== Extracted data

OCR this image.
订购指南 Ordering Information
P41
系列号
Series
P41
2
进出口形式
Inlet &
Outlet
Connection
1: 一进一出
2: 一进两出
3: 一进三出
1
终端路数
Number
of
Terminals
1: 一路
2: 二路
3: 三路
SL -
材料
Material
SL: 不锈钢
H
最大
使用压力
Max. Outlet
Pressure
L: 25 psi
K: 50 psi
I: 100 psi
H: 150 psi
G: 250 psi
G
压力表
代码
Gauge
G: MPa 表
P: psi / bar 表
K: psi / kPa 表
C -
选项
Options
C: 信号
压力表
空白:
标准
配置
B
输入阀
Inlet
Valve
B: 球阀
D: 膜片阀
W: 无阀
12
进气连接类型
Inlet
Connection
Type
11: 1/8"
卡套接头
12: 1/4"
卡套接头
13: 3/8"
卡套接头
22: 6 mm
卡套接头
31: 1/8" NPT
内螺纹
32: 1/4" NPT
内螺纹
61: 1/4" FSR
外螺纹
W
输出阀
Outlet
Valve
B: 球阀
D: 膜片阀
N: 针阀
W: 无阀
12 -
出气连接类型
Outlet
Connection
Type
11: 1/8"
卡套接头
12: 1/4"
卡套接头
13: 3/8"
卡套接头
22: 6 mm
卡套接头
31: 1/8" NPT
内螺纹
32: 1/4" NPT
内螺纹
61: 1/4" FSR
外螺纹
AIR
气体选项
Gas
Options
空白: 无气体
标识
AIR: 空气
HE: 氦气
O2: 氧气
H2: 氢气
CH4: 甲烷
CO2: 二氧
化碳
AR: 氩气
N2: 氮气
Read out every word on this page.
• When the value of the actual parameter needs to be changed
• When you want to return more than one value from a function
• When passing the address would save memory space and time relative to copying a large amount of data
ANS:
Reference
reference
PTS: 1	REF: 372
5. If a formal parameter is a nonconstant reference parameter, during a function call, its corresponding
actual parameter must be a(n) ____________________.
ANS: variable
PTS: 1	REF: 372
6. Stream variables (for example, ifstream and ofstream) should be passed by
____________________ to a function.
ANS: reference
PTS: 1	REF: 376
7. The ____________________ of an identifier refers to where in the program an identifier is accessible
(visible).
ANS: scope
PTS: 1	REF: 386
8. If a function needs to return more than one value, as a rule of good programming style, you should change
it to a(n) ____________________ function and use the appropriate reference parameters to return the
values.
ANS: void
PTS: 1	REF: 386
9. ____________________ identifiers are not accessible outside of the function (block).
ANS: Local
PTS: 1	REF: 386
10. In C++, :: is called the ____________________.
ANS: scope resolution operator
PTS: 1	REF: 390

====

Written instruction:
Going through the data, tally the lines containing "more" and report only the result.

Output of the task:
2